* Provided data *
** begin **

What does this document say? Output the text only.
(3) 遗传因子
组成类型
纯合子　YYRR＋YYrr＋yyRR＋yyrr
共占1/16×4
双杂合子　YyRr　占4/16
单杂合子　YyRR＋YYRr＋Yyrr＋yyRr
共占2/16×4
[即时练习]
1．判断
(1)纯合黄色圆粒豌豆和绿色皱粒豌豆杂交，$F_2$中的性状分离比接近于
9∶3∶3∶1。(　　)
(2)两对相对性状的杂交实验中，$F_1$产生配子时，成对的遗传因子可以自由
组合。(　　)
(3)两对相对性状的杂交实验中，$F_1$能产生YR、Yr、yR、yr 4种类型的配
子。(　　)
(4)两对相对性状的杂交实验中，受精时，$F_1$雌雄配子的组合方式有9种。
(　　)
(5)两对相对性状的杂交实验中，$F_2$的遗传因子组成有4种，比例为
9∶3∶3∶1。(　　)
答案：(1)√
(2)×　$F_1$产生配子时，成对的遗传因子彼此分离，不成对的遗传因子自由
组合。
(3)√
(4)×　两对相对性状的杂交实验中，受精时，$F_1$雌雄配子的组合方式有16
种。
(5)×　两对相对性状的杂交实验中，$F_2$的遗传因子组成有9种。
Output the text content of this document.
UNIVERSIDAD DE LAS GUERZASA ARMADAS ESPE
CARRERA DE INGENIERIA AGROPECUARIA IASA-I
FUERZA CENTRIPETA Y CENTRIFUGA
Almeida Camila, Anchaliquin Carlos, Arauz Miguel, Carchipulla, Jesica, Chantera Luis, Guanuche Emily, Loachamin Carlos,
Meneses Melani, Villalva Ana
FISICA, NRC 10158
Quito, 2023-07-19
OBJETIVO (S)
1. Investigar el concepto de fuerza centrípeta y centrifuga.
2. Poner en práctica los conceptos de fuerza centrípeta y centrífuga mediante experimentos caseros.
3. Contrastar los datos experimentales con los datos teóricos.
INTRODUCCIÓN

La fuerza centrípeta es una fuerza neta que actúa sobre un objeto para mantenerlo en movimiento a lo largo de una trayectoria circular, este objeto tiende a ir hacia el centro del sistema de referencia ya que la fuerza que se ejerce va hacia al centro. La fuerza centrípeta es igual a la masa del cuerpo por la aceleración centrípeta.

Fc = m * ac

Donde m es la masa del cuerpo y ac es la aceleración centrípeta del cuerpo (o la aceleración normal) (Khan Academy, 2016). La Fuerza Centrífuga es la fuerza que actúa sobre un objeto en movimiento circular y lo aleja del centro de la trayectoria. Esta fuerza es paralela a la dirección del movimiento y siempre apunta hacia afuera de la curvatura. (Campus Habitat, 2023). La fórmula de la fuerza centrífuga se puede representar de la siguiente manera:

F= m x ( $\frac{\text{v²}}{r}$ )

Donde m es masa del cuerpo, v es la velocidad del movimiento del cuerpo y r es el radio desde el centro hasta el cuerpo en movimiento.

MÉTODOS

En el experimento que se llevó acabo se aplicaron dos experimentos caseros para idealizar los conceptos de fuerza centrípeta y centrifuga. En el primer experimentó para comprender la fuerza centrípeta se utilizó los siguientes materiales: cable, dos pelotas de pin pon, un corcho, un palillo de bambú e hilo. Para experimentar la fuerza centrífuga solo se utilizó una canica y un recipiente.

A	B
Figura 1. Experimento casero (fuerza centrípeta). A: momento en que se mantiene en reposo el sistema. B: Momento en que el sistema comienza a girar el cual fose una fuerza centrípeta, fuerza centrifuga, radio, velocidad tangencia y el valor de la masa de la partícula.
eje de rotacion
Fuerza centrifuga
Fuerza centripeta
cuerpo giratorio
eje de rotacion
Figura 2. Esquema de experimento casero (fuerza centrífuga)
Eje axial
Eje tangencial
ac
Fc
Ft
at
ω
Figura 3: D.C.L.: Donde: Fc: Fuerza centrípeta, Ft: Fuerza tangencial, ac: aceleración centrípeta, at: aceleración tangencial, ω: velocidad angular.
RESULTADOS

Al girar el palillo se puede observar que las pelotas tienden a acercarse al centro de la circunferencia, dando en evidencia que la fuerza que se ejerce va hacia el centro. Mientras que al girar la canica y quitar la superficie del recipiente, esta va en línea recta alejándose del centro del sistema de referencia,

** end **

* Problem statement *
Copy each line containing the word "trayectoria" from the data.

* Solution to this task *
La fuerza centrípeta es una fuerza neta que actúa sobre un objeto para mantenerlo en movimiento a lo largo de una trayectoria circular, este objeto tiende a ir hacia el centro del sistema de referencia ya que la fuerza que se ejerce va hacia al centro. La fuerza centrípeta es igual a la masa del cuerpo por la aceleración centrípeta.
Donde m es la masa del cuerpo y ac es la aceleración centrípeta del cuerpo (o la aceleración normal) (Khan Academy, 2016). La Fuerza Centrífuga es la fuerza que actúa sobre un objeto en movimiento circular y lo aleja del centro de la trayectoria. Esta fuerza es paralela a la dirección del movimiento y siempre apunta hacia afuera de la curvatura. (Campus Habitat, 2023). La fórmula de la fuerza centrífuga se puede representar de la siguiente manera:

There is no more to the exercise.